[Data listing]
┄┄┄┄┄┄┄┄┄┄┄┄┄┄┄┄┄┄┄┄

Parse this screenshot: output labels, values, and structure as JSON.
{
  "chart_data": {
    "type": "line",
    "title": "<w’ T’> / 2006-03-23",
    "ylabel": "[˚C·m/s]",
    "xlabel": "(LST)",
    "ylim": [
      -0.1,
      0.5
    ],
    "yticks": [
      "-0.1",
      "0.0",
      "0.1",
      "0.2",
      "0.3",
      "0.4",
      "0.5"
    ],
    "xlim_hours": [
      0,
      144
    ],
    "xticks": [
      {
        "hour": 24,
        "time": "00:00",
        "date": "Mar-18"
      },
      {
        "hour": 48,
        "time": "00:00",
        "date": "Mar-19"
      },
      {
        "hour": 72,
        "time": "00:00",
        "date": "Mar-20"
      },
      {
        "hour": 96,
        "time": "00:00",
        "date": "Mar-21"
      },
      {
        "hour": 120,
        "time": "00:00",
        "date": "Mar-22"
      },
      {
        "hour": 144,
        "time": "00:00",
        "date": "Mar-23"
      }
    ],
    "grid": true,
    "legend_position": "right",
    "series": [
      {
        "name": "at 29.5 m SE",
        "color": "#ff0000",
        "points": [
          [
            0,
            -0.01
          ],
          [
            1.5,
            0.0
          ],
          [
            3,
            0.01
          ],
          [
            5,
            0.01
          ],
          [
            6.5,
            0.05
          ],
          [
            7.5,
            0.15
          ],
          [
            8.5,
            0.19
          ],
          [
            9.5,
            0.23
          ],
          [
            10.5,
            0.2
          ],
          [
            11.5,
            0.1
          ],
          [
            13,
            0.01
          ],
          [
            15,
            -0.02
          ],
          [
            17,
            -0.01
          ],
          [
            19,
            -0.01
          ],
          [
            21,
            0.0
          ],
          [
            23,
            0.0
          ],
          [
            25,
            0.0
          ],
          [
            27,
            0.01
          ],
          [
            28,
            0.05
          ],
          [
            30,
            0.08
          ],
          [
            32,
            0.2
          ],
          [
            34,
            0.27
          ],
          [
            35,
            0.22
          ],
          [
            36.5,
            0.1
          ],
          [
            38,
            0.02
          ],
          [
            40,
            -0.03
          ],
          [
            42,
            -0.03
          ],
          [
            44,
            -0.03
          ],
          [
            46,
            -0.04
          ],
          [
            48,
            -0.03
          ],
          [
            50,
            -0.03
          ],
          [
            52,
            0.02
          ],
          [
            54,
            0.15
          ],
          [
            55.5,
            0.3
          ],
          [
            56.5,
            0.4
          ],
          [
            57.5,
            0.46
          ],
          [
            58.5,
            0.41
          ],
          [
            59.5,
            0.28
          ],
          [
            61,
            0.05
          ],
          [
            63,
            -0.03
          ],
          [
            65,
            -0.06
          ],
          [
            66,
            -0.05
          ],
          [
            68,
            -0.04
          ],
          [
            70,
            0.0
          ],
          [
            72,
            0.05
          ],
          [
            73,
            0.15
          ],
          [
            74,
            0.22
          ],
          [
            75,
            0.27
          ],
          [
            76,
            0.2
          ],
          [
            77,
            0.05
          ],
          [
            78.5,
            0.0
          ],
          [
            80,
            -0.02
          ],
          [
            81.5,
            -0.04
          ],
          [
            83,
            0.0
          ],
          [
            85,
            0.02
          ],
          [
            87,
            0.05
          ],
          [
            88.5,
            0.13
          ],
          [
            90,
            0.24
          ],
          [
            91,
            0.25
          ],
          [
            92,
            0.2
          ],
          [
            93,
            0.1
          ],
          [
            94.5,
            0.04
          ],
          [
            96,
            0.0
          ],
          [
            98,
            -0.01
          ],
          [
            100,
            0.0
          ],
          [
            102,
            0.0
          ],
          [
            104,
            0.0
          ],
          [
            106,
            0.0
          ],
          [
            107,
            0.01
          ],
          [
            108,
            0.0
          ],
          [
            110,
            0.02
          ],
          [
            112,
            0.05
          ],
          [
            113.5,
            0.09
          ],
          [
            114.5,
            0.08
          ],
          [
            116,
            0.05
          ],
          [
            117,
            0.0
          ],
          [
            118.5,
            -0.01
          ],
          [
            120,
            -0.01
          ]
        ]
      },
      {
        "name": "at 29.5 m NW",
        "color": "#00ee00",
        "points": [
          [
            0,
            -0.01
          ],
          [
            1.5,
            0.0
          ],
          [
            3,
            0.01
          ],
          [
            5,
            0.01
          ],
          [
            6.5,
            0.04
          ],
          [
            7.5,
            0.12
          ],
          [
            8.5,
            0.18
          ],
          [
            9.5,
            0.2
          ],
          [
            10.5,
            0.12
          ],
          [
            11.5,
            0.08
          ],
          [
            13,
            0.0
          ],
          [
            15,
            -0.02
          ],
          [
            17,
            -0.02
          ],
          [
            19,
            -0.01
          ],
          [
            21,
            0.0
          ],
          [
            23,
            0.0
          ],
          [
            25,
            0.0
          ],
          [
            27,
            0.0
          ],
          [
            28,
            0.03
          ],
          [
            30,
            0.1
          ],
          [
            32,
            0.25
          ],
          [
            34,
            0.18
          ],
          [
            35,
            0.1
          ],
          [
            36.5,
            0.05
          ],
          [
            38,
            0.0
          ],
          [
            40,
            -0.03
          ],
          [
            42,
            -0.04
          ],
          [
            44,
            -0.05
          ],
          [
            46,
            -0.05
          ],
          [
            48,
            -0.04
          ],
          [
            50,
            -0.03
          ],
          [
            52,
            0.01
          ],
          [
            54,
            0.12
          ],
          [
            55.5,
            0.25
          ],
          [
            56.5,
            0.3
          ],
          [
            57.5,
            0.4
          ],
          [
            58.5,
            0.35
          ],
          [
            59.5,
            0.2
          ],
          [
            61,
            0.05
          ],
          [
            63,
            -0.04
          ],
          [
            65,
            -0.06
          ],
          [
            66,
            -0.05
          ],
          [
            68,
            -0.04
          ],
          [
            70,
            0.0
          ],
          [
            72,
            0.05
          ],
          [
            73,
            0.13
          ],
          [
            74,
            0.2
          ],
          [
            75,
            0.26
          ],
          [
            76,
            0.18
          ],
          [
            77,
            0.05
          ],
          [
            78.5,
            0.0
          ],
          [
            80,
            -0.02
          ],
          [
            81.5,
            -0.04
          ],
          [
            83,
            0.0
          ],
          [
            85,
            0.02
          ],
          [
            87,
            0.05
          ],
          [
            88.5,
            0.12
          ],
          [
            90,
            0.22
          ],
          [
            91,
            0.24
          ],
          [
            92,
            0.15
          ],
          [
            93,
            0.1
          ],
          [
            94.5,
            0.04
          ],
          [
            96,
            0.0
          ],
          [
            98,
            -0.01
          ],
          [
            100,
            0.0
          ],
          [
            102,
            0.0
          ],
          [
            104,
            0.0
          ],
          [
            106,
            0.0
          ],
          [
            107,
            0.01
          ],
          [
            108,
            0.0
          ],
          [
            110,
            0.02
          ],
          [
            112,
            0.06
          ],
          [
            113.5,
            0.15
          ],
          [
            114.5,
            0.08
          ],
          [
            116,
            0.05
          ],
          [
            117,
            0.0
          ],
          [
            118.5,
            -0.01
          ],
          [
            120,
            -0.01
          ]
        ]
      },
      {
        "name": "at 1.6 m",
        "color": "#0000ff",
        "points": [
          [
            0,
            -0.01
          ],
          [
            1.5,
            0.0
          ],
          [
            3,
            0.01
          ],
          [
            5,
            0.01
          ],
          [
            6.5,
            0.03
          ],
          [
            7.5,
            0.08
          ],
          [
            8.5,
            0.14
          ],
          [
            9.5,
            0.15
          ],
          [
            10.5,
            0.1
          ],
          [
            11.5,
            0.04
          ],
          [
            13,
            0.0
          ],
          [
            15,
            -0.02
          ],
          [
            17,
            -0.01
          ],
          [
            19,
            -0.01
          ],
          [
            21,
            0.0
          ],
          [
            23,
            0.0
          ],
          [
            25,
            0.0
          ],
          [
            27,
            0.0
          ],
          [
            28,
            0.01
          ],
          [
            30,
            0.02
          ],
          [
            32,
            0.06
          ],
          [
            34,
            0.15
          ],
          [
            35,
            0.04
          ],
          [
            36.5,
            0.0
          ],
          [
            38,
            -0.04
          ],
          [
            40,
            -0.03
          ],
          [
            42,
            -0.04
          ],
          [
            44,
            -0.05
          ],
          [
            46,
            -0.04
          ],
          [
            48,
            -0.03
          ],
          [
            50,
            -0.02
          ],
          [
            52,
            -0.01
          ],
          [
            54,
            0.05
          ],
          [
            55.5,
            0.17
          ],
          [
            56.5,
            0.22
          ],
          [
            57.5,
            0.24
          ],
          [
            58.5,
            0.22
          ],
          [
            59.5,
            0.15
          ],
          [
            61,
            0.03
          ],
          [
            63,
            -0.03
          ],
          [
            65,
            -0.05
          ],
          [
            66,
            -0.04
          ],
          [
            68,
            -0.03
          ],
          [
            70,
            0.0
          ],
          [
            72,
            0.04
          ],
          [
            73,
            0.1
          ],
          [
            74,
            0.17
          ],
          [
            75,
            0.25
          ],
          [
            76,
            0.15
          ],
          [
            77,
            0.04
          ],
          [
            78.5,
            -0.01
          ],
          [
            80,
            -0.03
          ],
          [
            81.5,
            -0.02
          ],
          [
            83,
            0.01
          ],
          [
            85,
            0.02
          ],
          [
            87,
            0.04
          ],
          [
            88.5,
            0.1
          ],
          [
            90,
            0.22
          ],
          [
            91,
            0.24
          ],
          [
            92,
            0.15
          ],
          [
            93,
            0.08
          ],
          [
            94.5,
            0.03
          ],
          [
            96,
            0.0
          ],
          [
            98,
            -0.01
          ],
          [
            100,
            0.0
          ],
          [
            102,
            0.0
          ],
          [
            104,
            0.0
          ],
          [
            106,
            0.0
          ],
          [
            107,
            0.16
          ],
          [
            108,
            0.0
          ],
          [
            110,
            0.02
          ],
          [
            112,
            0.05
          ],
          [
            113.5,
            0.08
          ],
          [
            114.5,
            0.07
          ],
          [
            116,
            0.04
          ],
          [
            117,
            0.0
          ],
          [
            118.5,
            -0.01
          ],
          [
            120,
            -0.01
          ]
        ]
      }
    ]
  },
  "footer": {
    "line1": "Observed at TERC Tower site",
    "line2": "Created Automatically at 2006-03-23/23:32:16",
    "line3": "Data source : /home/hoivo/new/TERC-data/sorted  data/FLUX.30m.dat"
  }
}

┄┄┄┄┄┄┄┄┄┄┄┄┄┄┄┄┄┄┄┄

Identify the lines of the entries containing the string "name". Copy each such line.

        "name": "at 29.5 m SE",
        "name": "at 29.5 m NW",
        "name": "at 1.6 m",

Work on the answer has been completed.